[Supplied data]:
○ ○ ○ ○ ○ ○ ○

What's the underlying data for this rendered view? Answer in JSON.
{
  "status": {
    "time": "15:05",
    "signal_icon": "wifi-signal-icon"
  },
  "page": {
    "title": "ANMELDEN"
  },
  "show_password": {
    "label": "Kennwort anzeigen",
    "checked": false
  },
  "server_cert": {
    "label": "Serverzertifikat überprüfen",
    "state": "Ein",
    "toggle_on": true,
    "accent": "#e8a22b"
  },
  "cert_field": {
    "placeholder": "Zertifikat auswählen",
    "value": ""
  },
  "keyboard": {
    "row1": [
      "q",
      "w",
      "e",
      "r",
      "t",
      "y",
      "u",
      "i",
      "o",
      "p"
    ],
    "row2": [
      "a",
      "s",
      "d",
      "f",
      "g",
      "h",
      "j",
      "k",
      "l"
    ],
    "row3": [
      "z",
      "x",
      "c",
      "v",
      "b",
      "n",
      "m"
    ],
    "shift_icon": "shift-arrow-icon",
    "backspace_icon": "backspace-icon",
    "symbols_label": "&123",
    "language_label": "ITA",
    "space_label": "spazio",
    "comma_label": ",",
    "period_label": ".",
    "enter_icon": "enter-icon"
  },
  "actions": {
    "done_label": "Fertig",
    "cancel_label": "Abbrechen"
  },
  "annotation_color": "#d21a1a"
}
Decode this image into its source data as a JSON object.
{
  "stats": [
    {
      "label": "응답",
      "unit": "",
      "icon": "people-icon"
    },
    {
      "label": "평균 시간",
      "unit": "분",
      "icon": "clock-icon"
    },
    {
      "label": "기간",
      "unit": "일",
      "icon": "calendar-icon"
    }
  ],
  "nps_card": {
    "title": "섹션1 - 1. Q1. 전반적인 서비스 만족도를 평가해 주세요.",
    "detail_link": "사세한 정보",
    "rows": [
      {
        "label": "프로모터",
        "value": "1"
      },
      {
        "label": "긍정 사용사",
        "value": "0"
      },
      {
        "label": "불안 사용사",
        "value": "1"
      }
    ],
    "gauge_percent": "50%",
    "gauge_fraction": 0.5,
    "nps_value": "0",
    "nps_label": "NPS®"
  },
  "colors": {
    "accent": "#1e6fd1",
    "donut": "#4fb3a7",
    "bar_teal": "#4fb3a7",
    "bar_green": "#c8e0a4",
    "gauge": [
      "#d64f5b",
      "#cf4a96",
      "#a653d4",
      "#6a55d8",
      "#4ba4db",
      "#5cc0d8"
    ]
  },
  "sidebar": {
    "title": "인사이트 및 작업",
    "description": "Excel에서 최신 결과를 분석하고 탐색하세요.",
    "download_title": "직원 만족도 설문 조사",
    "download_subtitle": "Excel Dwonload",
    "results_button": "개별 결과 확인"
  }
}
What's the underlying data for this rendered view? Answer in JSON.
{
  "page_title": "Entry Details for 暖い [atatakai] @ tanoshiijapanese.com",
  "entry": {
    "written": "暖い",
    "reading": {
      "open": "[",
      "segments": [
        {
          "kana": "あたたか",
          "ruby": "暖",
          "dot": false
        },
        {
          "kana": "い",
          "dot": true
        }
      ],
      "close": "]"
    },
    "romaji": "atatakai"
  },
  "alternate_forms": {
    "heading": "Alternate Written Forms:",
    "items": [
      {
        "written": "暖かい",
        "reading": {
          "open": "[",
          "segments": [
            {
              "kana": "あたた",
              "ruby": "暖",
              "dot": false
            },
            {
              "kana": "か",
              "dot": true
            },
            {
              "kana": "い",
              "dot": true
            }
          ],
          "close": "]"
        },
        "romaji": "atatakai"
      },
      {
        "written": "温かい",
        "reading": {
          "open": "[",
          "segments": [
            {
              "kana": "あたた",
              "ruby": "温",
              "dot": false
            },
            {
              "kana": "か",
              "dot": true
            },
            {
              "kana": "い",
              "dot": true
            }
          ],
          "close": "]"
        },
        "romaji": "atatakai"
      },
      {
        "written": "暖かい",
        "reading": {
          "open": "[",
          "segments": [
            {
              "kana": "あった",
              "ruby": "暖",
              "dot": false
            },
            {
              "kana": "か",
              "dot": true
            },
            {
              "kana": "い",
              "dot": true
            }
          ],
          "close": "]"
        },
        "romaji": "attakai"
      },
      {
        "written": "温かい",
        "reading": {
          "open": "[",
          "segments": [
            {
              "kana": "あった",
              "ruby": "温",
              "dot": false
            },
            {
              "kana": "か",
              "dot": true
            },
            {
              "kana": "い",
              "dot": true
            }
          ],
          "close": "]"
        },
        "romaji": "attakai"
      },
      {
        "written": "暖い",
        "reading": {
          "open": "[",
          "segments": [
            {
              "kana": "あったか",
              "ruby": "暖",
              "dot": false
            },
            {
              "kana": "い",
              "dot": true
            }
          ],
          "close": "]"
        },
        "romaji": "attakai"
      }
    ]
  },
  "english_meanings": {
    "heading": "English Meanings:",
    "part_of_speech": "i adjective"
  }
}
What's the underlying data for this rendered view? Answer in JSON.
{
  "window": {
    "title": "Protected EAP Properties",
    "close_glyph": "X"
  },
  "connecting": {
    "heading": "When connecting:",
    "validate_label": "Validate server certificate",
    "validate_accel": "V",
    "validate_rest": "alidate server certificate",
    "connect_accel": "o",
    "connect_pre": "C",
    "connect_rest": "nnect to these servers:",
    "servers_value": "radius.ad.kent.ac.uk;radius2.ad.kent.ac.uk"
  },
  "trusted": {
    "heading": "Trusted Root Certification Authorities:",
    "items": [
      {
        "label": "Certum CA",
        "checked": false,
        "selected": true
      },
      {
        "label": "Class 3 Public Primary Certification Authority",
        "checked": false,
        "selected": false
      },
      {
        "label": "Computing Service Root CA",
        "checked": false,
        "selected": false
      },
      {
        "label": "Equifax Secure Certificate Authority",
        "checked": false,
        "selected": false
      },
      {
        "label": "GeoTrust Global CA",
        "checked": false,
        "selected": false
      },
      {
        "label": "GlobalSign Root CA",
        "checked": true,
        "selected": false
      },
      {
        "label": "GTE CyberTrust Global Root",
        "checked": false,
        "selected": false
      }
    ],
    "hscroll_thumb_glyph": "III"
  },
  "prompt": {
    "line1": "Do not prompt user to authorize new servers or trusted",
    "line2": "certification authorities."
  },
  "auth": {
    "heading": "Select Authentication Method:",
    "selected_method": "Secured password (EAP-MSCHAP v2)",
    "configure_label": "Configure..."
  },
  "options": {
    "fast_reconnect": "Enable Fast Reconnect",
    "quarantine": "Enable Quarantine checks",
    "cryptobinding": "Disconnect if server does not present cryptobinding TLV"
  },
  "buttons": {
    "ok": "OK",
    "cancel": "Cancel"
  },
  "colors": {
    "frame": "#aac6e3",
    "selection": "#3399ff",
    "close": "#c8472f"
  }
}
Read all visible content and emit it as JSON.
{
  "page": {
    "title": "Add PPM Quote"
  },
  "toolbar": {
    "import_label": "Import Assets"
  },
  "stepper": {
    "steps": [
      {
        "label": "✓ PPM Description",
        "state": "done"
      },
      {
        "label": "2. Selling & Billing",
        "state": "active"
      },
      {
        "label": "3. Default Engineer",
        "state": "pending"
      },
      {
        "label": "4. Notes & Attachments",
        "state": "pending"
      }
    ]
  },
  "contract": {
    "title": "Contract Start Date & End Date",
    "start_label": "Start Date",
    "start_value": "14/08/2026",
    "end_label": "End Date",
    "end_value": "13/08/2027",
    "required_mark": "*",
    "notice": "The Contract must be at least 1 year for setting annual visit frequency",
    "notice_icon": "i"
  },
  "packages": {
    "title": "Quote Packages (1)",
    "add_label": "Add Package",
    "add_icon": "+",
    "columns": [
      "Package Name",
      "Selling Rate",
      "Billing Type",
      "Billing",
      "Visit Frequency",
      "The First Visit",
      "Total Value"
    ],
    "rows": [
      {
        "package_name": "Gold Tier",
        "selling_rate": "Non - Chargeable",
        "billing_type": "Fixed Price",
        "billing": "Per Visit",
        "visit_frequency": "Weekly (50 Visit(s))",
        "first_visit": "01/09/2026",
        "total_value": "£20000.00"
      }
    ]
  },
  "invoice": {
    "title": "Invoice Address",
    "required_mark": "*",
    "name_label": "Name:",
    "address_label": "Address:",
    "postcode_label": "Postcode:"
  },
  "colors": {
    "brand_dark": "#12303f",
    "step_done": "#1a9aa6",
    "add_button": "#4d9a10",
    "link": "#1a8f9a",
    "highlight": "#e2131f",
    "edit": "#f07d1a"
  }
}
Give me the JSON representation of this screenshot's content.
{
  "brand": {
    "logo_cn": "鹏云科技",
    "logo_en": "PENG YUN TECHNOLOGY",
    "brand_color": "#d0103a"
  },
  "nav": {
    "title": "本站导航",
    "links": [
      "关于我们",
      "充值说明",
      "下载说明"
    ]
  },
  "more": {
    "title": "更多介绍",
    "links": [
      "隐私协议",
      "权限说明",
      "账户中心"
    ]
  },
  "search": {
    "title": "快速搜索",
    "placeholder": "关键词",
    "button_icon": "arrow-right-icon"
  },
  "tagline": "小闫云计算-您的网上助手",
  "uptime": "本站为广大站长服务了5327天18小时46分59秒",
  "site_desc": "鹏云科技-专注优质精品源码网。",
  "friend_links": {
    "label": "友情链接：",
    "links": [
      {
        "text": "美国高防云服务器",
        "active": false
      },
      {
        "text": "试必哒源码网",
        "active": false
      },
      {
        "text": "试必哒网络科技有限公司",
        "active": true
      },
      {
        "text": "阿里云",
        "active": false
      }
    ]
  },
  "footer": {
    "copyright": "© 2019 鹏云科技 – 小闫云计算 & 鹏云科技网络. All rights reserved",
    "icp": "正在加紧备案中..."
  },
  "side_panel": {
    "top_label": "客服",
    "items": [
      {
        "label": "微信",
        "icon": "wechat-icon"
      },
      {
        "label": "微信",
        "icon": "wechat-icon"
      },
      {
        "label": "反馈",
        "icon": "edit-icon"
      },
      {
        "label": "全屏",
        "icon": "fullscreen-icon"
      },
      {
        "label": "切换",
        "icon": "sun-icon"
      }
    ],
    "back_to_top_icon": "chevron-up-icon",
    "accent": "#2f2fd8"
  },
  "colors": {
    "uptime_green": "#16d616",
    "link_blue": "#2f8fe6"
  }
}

○ ○ ○ ○ ○ ○ ○

[Work required]:
Gather each line in these records that contains the string "小闫云计算".

[Task output]:
  "tagline": "小闫云计算-您的网上助手",
    "copyright": "© 2019 鹏云科技 – 小闫云计算 & 鹏云科技网络. All rights reserved",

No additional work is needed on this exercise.